Set problem: Return, word for word, only the lines from the one containing "Read all visible content and emit it as JSON." through the last line of the entries.

Input material:
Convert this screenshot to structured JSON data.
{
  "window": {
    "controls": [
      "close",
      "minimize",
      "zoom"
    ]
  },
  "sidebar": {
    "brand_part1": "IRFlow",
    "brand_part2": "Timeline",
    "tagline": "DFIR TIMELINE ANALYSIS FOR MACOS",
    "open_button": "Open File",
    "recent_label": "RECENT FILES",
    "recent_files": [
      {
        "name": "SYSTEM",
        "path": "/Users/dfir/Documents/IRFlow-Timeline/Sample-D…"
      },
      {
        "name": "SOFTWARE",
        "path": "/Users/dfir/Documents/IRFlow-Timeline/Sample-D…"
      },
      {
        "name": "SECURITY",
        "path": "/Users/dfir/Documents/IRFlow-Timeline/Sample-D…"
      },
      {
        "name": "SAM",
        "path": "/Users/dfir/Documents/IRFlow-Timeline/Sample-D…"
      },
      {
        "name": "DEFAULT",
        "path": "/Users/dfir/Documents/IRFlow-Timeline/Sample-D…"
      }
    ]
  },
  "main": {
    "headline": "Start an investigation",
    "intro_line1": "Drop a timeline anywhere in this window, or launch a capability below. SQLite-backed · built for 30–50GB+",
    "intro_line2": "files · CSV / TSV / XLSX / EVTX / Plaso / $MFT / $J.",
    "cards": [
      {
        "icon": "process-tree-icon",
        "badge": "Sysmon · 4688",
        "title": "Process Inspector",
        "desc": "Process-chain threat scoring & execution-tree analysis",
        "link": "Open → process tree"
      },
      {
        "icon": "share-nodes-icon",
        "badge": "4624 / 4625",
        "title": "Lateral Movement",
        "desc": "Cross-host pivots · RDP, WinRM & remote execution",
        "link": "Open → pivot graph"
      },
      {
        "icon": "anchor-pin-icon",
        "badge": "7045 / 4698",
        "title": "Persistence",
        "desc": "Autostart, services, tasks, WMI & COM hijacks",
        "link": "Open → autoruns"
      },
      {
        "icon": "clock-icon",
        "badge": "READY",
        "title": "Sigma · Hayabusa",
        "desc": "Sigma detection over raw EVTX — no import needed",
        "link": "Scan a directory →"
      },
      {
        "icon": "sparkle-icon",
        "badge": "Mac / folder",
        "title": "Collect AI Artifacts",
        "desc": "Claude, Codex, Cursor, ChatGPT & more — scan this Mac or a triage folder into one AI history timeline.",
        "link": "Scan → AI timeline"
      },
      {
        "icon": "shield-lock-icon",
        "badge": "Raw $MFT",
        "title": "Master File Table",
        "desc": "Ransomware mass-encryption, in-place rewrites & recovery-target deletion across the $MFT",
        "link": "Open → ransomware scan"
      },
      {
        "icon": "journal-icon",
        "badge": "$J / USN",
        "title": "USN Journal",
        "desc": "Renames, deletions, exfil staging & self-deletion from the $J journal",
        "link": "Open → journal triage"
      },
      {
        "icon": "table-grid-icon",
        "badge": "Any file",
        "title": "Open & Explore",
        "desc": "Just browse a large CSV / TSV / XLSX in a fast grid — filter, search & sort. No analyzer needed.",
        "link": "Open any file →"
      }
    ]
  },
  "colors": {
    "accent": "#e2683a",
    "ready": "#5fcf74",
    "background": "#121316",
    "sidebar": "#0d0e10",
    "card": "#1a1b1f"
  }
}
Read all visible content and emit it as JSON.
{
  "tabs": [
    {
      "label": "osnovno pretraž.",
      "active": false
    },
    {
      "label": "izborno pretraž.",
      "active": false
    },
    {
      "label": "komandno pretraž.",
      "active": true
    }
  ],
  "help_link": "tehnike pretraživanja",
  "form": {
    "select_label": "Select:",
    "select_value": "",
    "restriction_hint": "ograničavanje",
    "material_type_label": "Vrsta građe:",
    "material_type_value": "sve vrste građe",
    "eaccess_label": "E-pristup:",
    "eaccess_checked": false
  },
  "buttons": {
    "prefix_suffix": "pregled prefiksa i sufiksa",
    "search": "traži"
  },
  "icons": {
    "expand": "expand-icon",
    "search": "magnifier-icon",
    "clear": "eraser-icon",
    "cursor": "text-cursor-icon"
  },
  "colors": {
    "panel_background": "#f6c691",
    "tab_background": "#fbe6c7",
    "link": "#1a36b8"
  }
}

Problem solution:
Read all visible content and emit it as JSON.
{
  "tabs": [
    {
      "label": "osnovno pretraž.",
      "active": false
    },
    {
      "label": "izborno pretraž.",
      "active": false
    },
    {
      "label": "komandno pretraž.",
      "active": true
    }
  ],
  "help_link": "tehnike pretraživanja",
  "form": {
    "select_label": "Select:",
    "select_value": "",
    "restriction_hint": "ograničavanje",
    "material_type_label": "Vrsta građe:",
    "material_type_value": "sve vrste građe",
    "eaccess_label": "E-pristup:",
    "eaccess_checked": false
  },
  "buttons": {
    "prefix_suffix": "pregled prefiksa i sufiksa",
    "search": "traži"
  },
  "icons": {
    "expand": "expand-icon",
    "search": "magnifier-icon",
    "clear": "eraser-icon",
    "cursor": "text-cursor-icon"
  },
  "colors": {
    "panel_background": "#f6c691",
    "tab_background": "#fbe6c7",
    "link": "#1a36b8"
  }
}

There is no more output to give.